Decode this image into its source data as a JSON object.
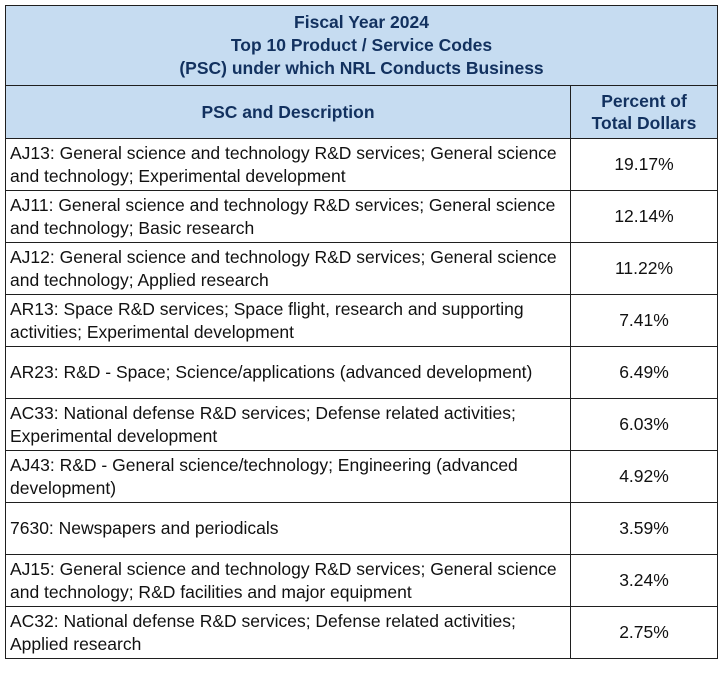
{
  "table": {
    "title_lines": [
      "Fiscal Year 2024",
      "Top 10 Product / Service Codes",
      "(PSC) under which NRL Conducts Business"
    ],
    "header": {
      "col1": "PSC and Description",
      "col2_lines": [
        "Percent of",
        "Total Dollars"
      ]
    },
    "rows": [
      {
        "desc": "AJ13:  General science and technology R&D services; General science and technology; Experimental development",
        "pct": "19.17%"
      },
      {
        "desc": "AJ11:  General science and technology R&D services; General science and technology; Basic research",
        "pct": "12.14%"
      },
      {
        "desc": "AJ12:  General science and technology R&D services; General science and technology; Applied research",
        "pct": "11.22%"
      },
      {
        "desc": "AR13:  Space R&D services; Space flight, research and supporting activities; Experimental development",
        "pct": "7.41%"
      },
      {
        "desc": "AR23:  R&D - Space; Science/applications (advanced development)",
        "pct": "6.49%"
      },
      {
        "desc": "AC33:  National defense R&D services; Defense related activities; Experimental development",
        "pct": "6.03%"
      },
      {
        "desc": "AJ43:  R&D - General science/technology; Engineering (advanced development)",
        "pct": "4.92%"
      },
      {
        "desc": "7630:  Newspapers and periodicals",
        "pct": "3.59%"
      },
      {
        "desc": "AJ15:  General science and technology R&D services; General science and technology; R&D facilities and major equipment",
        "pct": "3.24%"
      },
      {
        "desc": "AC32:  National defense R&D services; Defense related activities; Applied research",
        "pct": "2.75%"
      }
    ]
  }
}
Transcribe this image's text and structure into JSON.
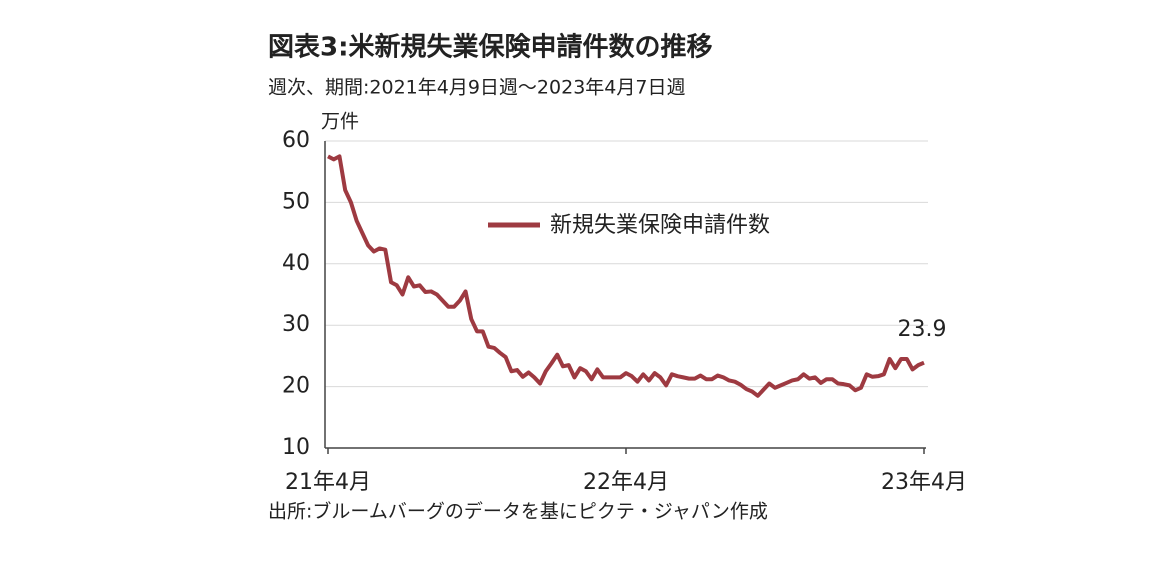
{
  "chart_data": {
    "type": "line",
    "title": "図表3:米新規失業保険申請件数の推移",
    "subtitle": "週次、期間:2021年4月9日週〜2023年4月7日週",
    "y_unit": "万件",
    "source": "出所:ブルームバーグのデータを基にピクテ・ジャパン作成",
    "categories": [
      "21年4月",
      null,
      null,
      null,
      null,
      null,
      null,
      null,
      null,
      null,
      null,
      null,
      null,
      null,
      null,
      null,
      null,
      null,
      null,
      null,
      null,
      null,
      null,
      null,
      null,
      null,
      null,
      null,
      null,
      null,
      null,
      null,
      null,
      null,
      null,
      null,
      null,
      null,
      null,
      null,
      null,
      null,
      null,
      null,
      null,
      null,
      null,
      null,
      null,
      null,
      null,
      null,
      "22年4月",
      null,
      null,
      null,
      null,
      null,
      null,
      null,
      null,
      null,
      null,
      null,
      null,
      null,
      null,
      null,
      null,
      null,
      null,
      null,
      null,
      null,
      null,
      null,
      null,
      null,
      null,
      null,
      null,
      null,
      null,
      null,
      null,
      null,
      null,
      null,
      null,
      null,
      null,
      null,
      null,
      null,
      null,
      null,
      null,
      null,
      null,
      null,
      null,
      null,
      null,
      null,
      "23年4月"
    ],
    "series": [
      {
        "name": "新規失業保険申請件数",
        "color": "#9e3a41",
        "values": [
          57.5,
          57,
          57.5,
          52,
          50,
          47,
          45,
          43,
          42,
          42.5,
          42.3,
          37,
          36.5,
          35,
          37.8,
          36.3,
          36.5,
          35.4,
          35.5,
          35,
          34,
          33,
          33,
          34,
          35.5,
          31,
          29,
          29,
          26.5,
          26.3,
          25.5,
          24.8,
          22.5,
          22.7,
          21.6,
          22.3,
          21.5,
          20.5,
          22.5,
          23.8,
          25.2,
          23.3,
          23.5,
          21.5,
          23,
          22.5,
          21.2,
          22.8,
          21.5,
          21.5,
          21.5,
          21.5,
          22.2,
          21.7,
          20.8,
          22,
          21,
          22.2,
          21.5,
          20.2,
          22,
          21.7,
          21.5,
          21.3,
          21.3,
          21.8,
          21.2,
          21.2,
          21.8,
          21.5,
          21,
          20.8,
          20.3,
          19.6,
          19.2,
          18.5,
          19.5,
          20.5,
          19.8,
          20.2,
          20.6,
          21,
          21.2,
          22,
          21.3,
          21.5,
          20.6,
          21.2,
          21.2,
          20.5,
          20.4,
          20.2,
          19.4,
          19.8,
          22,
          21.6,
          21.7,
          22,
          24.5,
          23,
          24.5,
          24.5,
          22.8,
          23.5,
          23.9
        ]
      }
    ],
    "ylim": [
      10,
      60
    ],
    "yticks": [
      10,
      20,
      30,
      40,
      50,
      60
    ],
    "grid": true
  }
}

- _CHALLENGE_
Copy out the entries verbatim and leave the images out.

- _TASK RESULT_
Decode this image into its source data as a JSON object.
{
  "table": {
    "title_lines": [
      "Fiscal Year 2024",
      "Top 10 Product / Service Codes",
      "(PSC) under which NRL Conducts Business"
    ],
    "header": {
      "col1": "PSC and Description",
      "col2_lines": [
        "Percent of",
        "Total Dollars"
      ]
    },
    "rows": [
      {
        "desc": "AJ13:  General science and technology R&D services; General science and technology; Experimental development",
        "pct": "19.17%"
      },
      {
        "desc": "AJ11:  General science and technology R&D services; General science and technology; Basic research",
        "pct": "12.14%"
      },
      {
        "desc": "AJ12:  General science and technology R&D services; General science and technology; Applied research",
        "pct": "11.22%"
      },
      {
        "desc": "AR13:  Space R&D services; Space flight, research and supporting activities; Experimental development",
        "pct": "7.41%"
      },
      {
        "desc": "AR23:  R&D - Space; Science/applications (advanced development)",
        "pct": "6.49%"
      },
      {
        "desc": "AC33:  National defense R&D services; Defense related activities; Experimental development",
        "pct": "6.03%"
      },
      {
        "desc": "AJ43:  R&D - General science/technology; Engineering (advanced development)",
        "pct": "4.92%"
      },
      {
        "desc": "7630:  Newspapers and periodicals",
        "pct": "3.59%"
      },
      {
        "desc": "AJ15:  General science and technology R&D services; General science and technology; R&D facilities and major equipment",
        "pct": "3.24%"
      },
      {
        "desc": "AC32:  National defense R&D services; Defense related activities; Applied research",
        "pct": "2.75%"
      }
    ]
  }
}
Transcribe this image's text and structure into JSON.
{
  "chart_data": {
    "type": "line",
    "title": "図表3:米新規失業保険申請件数の推移",
    "subtitle": "週次、期間:2021年4月9日週〜2023年4月7日週",
    "y_unit": "万件",
    "source": "出所:ブルームバーグのデータを基にピクテ・ジャパン作成",
    "categories": [
      "21年4月",
      null,
      null,
      null,
      null,
      null,
      null,
      null,
      null,
      null,
      null,
      null,
      null,
      null,
      null,
      null,
      null,
      null,
      null,
      null,
      null,
      null,
      null,
      null,
      null,
      null,
      null,
      null,
      null,
      null,
      null,
      null,
      null,
      null,
      null,
      null,
      null,
      null,
      null,
      null,
      null,
      null,
      null,
      null,
      null,
      null,
      null,
      null,
      null,
      null,
      null,
      null,
      "22年4月",
      null,
      null,
      null,
      null,
      null,
      null,
      null,
      null,
      null,
      null,
      null,
      null,
      null,
      null,
      null,
      null,
      null,
      null,
      null,
      null,
      null,
      null,
      null,
      null,
      null,
      null,
      null,
      null,
      null,
      null,
      null,
      null,
      null,
      null,
      null,
      null,
      null,
      null,
      null,
      null,
      null,
      null,
      null,
      null,
      null,
      null,
      null,
      null,
      null,
      null,
      null,
      "23年4月"
    ],
    "series": [
      {
        "name": "新規失業保険申請件数",
        "color": "#9e3a41",
        "values": [
          57.5,
          57,
          57.5,
          52,
          50,
          47,
          45,
          43,
          42,
          42.5,
          42.3,
          37,
          36.5,
          35,
          37.8,
          36.3,
          36.5,
          35.4,
          35.5,
          35,
          34,
          33,
          33,
          34,
          35.5,
          31,
          29,
          29,
          26.5,
          26.3,
          25.5,
          24.8,
          22.5,
          22.7,
          21.6,
          22.3,
          21.5,
          20.5,
          22.5,
          23.8,
          25.2,
          23.3,
          23.5,
          21.5,
          23,
          22.5,
          21.2,
          22.8,
          21.5,
          21.5,
          21.5,
          21.5,
          22.2,
          21.7,
          20.8,
          22,
          21,
          22.2,
          21.5,
          20.2,
          22,
          21.7,
          21.5,
          21.3,
          21.3,
          21.8,
          21.2,
          21.2,
          21.8,
          21.5,
          21,
          20.8,
          20.3,
          19.6,
          19.2,
          18.5,
          19.5,
          20.5,
          19.8,
          20.2,
          20.6,
          21,
          21.2,
          22,
          21.3,
          21.5,
          20.6,
          21.2,
          21.2,
          20.5,
          20.4,
          20.2,
          19.4,
          19.8,
          22,
          21.6,
          21.7,
          22,
          24.5,
          23,
          24.5,
          24.5,
          22.8,
          23.5,
          23.9
        ]
      }
    ],
    "ylim": [
      10,
      60
    ],
    "yticks": [
      10,
      20,
      30,
      40,
      50,
      60
    ],
    "grid": true
  }
}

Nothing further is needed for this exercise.